◆ **Dataset items**:
(begin)

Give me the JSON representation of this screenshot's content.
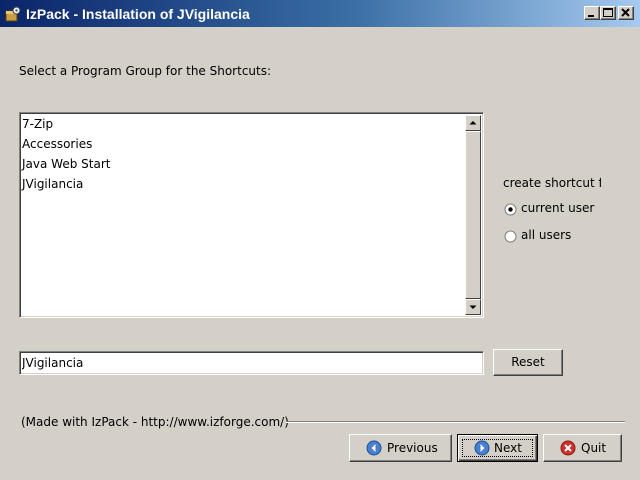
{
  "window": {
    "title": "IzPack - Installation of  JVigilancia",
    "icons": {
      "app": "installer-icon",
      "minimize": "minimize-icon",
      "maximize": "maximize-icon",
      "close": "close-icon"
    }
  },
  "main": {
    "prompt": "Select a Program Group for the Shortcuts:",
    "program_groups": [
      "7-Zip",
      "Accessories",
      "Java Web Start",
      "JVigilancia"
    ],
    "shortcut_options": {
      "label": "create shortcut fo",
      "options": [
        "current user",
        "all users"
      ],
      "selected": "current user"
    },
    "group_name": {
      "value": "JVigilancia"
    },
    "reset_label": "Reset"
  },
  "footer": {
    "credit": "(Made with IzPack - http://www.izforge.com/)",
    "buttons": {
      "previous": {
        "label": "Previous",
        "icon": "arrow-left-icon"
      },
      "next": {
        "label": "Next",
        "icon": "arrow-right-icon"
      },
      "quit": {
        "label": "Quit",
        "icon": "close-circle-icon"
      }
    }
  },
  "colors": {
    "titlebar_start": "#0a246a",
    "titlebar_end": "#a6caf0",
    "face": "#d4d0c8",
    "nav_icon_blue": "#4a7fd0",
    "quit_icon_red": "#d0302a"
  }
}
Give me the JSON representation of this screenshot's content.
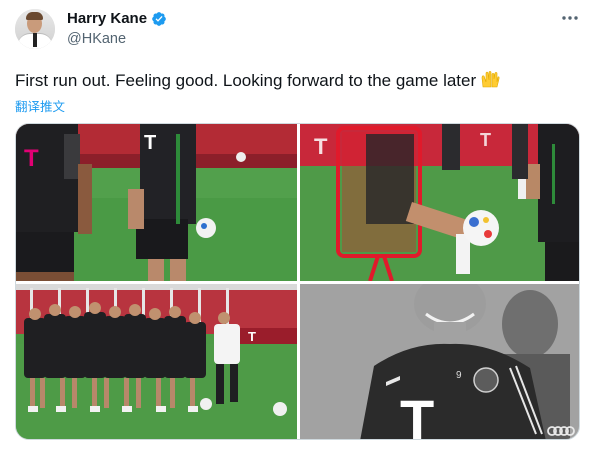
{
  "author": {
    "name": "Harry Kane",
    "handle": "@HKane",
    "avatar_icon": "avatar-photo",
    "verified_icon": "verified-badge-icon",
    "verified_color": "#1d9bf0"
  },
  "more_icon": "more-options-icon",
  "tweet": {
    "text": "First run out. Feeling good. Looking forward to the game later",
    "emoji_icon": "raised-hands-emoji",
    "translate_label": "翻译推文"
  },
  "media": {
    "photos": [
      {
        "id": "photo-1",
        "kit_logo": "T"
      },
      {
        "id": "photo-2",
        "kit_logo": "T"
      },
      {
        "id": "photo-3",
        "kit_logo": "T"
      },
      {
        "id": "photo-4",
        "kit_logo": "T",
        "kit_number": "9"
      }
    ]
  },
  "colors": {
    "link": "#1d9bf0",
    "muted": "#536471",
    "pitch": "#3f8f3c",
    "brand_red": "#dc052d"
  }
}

(end)
(begin)

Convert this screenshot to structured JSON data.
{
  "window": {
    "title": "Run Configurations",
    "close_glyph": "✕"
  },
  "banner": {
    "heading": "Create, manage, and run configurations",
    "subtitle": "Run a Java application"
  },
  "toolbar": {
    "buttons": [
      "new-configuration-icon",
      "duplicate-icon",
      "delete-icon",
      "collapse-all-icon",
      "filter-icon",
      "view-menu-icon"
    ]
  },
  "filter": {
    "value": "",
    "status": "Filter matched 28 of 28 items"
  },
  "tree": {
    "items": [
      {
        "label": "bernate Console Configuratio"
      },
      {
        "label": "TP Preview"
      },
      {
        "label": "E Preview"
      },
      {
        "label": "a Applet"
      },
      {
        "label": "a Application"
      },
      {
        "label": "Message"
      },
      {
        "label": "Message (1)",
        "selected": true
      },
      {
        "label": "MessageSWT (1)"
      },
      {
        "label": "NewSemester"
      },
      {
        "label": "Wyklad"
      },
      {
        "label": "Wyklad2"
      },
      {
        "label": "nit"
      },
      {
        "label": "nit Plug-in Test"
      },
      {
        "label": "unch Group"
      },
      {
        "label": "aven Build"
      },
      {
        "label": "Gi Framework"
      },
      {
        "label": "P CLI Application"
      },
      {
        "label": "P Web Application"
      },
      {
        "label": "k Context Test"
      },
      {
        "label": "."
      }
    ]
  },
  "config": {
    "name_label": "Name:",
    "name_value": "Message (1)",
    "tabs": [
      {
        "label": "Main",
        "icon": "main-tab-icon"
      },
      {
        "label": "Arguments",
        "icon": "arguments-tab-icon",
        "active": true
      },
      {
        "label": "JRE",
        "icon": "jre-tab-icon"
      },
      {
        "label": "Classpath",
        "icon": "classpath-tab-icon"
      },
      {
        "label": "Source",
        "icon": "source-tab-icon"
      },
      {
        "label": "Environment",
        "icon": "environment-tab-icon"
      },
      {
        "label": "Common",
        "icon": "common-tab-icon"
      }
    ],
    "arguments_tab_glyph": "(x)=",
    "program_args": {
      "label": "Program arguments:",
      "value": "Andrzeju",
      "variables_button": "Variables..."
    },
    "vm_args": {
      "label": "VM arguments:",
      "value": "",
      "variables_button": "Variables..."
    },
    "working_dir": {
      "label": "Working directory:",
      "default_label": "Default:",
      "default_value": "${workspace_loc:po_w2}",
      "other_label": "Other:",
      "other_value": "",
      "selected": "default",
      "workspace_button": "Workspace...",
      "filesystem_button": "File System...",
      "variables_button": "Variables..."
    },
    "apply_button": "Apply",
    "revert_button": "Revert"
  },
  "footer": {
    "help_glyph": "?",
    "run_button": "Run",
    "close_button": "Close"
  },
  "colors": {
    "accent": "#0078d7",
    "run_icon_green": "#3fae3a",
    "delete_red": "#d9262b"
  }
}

(end)
(begin)

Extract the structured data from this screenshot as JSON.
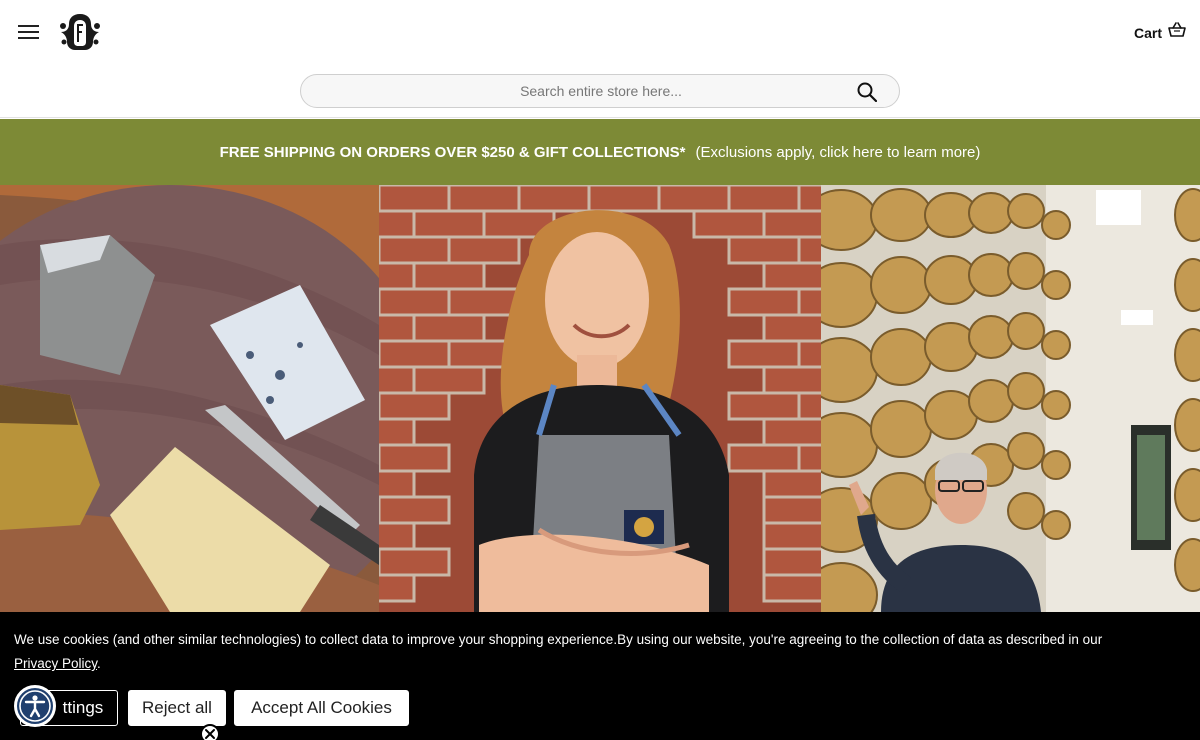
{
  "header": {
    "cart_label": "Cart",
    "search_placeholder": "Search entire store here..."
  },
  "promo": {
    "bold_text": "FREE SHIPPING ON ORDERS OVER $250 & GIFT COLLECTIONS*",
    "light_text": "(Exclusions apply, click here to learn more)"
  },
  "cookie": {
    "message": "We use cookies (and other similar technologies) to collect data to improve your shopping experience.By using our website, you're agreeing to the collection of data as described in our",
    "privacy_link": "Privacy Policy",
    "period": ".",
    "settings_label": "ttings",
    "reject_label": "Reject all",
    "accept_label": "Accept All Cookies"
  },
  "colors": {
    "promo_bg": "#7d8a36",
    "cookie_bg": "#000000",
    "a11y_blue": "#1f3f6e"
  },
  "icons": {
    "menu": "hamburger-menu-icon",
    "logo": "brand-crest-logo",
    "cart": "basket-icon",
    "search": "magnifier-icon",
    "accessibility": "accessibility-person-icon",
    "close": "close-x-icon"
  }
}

(end)

◆ **DIRECTIVE**: Which lines contain "menu"? Show each of them.

◆ **EXERCISE RESPONSE**:
      "view-menu-icon"
    "menu": "hamburger-menu-icon",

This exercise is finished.